• [TASK DESCRIPTION]:
Return all of the data exactly as written, without the pictures.

[Dataset records]
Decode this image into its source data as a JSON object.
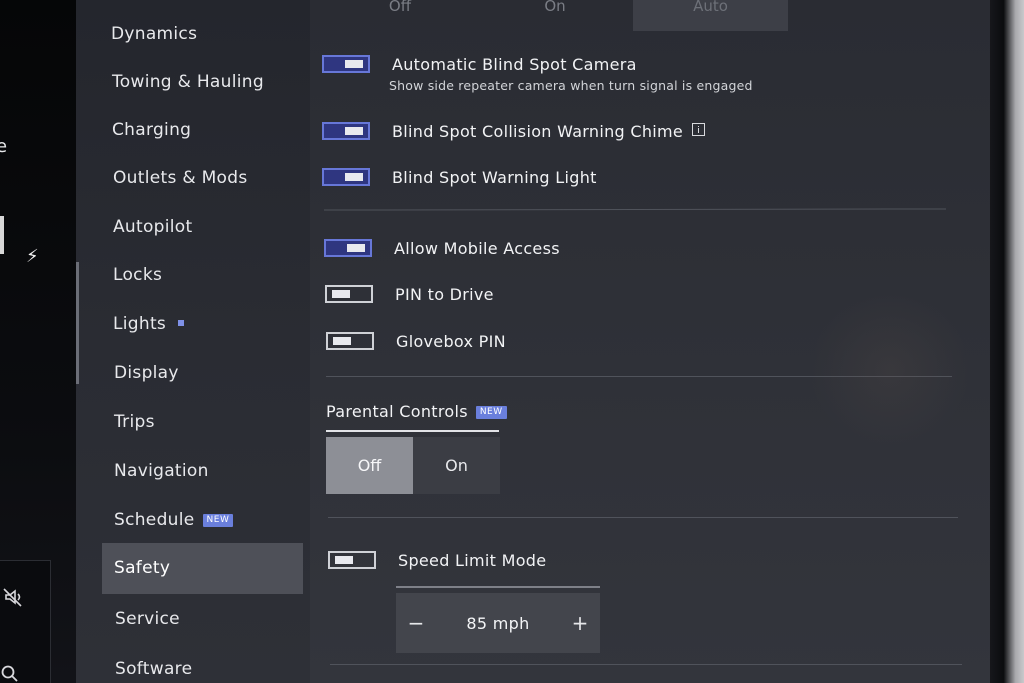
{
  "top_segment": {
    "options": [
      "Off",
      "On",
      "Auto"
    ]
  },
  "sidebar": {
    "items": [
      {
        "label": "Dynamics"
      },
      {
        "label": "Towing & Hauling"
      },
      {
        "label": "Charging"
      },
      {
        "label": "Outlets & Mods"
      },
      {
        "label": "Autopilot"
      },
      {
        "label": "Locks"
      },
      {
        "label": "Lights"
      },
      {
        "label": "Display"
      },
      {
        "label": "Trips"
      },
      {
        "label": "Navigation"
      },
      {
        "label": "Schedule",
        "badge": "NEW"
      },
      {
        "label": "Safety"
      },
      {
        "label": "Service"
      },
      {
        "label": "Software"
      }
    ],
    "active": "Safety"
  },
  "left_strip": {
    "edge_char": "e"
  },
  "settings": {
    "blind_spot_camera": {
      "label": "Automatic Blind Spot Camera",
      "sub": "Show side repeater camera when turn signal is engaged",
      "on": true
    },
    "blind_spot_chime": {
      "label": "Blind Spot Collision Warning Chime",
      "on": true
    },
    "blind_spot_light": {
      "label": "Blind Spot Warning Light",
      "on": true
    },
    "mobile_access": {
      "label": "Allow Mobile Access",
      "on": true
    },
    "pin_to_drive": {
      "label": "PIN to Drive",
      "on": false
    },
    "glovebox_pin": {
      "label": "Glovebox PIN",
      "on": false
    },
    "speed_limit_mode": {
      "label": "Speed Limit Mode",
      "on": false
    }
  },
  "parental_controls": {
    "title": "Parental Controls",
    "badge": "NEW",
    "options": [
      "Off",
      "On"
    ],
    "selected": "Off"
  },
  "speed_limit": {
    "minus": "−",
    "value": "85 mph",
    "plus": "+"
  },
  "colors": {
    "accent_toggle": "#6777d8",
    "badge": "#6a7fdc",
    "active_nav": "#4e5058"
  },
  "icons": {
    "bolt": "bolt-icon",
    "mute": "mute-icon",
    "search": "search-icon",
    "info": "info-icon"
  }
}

• [RESULT OF THE TASK]:
Decode this image into its source data as a JSON object.
{
  "top_segment": {
    "options": [
      "Off",
      "On",
      "Auto"
    ]
  },
  "sidebar": {
    "items": [
      {
        "label": "Dynamics"
      },
      {
        "label": "Towing & Hauling"
      },
      {
        "label": "Charging"
      },
      {
        "label": "Outlets & Mods"
      },
      {
        "label": "Autopilot"
      },
      {
        "label": "Locks"
      },
      {
        "label": "Lights"
      },
      {
        "label": "Display"
      },
      {
        "label": "Trips"
      },
      {
        "label": "Navigation"
      },
      {
        "label": "Schedule",
        "badge": "NEW"
      },
      {
        "label": "Safety"
      },
      {
        "label": "Service"
      },
      {
        "label": "Software"
      }
    ],
    "active": "Safety"
  },
  "left_strip": {
    "edge_char": "e"
  },
  "settings": {
    "blind_spot_camera": {
      "label": "Automatic Blind Spot Camera",
      "sub": "Show side repeater camera when turn signal is engaged",
      "on": true
    },
    "blind_spot_chime": {
      "label": "Blind Spot Collision Warning Chime",
      "on": true
    },
    "blind_spot_light": {
      "label": "Blind Spot Warning Light",
      "on": true
    },
    "mobile_access": {
      "label": "Allow Mobile Access",
      "on": true
    },
    "pin_to_drive": {
      "label": "PIN to Drive",
      "on": false
    },
    "glovebox_pin": {
      "label": "Glovebox PIN",
      "on": false
    },
    "speed_limit_mode": {
      "label": "Speed Limit Mode",
      "on": false
    }
  },
  "parental_controls": {
    "title": "Parental Controls",
    "badge": "NEW",
    "options": [
      "Off",
      "On"
    ],
    "selected": "Off"
  },
  "speed_limit": {
    "minus": "−",
    "value": "85 mph",
    "plus": "+"
  },
  "colors": {
    "accent_toggle": "#6777d8",
    "badge": "#6a7fdc",
    "active_nav": "#4e5058"
  },
  "icons": {
    "bolt": "bolt-icon",
    "mute": "mute-icon",
    "search": "search-icon",
    "info": "info-icon"
  }
}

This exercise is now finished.